• [Статья]:
* * *
В городе царила суматоха, благоприятствовавшая любому нападению. Носилки с папой не могли ни продвинуться вперед, ни отойти назад, настолько плотно окружила их восторженная толпа. Замешкавшаяся где-то личная охрана понтифика отдавала тем самым Юлия II в руки Бальони.

Но Бальони ничего не предпринимал.

«Я спрашиваю себя, каков будет исход дела: это выяснится за те семь или восемь дней, что папа будет оставаться в городе». Никколо не перестает искать объяснения странному параличу синьора города Перуджи. Между тем Юлий II не торопится уезжать, председательствует на множестве церемоний и склоняет различные кланы, доселе яростно сражавшиеся между собой, ко всеобщему публичному примирению. У Бальони было время для того, чтобы действовать. Но ничего не случилось. Упущена была такая прекрасная возможность, пожалеет впоследствии Макиавелли. «Людьми рассудительными, находившимися тогда подле папы, была отмечена дерзновенная отвага папы и жалкая трусость Джанпаголо; они не могли уразуметь, как получилось, что человек с репутацией Джанпаголо разом не подмял под себя врага и не завладел богатой добычей, видя, что папу сопровождают все его кардиналы со всеми их драгоценностями. Люди эти не могли поверить, что его остановила доброта или что в нем заговорила совесть; ведь в груди негодяя, который сожительствовал с сестрой и ради власти убил двоюродных братьев и племянников, не могло пробудиться какое-либо благочестивое чувство»[49].
* * *
• [Постановка задачи]: Выведите без изменений фрагмент статьи начиная с «В городе царила» и заканчивая «ничего не предпринимал.» включительно.
* * *
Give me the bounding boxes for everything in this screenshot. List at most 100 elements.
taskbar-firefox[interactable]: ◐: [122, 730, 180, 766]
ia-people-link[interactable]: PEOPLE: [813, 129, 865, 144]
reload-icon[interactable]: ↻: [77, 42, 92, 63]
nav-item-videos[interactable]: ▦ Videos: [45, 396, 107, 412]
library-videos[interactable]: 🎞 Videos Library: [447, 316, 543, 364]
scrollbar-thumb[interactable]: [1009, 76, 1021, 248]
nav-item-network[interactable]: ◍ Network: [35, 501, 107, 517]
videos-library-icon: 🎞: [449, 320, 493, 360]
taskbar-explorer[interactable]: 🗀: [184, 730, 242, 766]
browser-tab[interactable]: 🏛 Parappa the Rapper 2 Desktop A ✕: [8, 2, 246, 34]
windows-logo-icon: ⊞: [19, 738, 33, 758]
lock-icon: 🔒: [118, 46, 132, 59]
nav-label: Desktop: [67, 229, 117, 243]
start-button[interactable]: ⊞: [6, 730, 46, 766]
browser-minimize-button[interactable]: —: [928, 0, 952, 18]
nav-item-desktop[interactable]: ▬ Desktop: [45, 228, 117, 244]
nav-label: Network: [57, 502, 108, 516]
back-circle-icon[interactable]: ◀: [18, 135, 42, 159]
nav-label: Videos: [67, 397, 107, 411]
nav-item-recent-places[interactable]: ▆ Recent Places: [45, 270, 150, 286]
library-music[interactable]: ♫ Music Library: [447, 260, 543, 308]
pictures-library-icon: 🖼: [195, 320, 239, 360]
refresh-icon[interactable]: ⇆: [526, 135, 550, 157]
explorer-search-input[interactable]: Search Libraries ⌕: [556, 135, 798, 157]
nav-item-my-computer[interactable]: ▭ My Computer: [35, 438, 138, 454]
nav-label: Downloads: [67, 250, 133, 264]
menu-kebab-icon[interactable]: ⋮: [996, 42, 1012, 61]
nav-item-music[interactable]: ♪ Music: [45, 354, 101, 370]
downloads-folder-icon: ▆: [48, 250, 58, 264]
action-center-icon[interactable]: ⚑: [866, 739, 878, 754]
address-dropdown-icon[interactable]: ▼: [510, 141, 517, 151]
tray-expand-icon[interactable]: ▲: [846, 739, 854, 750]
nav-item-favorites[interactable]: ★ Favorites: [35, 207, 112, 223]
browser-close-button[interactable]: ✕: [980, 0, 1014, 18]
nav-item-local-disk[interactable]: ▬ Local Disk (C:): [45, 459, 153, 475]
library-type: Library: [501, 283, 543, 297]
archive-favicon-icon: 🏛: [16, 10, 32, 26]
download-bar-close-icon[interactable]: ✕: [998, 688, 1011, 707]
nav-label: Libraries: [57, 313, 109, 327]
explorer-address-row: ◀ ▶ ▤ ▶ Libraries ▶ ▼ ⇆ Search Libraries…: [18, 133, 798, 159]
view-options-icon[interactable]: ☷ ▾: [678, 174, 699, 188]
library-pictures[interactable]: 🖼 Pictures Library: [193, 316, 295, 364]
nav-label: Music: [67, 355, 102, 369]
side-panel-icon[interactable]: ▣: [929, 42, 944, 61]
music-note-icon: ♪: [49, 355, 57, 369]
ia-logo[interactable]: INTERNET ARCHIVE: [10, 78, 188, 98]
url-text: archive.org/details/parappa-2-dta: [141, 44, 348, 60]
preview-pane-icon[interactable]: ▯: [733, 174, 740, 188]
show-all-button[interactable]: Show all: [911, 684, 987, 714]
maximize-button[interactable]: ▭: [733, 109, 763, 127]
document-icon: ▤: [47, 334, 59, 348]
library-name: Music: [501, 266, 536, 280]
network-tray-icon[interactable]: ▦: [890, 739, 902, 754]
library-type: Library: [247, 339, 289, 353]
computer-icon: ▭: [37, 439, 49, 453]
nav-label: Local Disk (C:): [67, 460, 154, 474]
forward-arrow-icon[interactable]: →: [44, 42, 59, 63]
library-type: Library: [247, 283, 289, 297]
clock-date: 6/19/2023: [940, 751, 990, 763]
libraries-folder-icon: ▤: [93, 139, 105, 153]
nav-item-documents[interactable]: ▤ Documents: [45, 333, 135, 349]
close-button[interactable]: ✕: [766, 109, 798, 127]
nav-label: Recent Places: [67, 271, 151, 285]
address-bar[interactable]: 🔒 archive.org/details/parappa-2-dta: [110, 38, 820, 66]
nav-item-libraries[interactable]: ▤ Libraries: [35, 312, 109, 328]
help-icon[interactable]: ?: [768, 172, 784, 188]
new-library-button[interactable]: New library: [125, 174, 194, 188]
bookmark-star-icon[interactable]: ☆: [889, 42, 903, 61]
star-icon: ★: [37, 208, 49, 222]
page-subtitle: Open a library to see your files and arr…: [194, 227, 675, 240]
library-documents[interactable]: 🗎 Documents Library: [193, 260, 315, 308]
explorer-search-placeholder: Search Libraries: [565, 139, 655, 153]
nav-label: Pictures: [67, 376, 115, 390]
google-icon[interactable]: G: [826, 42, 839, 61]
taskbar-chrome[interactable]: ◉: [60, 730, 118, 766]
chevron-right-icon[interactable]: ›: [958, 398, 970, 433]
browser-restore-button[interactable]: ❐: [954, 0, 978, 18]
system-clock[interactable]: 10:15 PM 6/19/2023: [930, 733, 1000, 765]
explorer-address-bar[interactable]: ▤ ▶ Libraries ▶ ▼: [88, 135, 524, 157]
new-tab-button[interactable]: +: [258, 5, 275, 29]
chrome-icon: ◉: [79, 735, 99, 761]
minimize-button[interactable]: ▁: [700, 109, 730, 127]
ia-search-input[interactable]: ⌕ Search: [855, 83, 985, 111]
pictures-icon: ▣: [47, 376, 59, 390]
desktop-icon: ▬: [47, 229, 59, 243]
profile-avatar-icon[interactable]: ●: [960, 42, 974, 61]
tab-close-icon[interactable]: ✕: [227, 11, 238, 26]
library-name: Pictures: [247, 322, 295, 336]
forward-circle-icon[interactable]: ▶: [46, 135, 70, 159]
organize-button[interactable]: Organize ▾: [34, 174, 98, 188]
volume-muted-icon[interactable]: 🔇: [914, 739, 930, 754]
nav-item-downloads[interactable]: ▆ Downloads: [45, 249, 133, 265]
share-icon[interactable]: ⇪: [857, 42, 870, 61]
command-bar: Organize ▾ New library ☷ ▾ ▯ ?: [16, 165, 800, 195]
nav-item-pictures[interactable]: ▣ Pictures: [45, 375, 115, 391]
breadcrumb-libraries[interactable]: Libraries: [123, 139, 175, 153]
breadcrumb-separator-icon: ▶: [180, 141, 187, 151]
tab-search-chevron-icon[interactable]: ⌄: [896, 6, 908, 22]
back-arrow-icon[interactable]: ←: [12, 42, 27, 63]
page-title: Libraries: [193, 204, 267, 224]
* * *
• [Решение задачи]:
В городе царила суматоха, благоприятствовавшая любому нападению. Носилки с папой не могли ни продвинуться вперед, ни отойти назад, настолько плотно окружила их восторженная толпа. Замешкавшаяся где-то личная охрана понтифика отдавала тем самым Юлия II в руки Бальони.

Но Бальони ничего не предпринимал.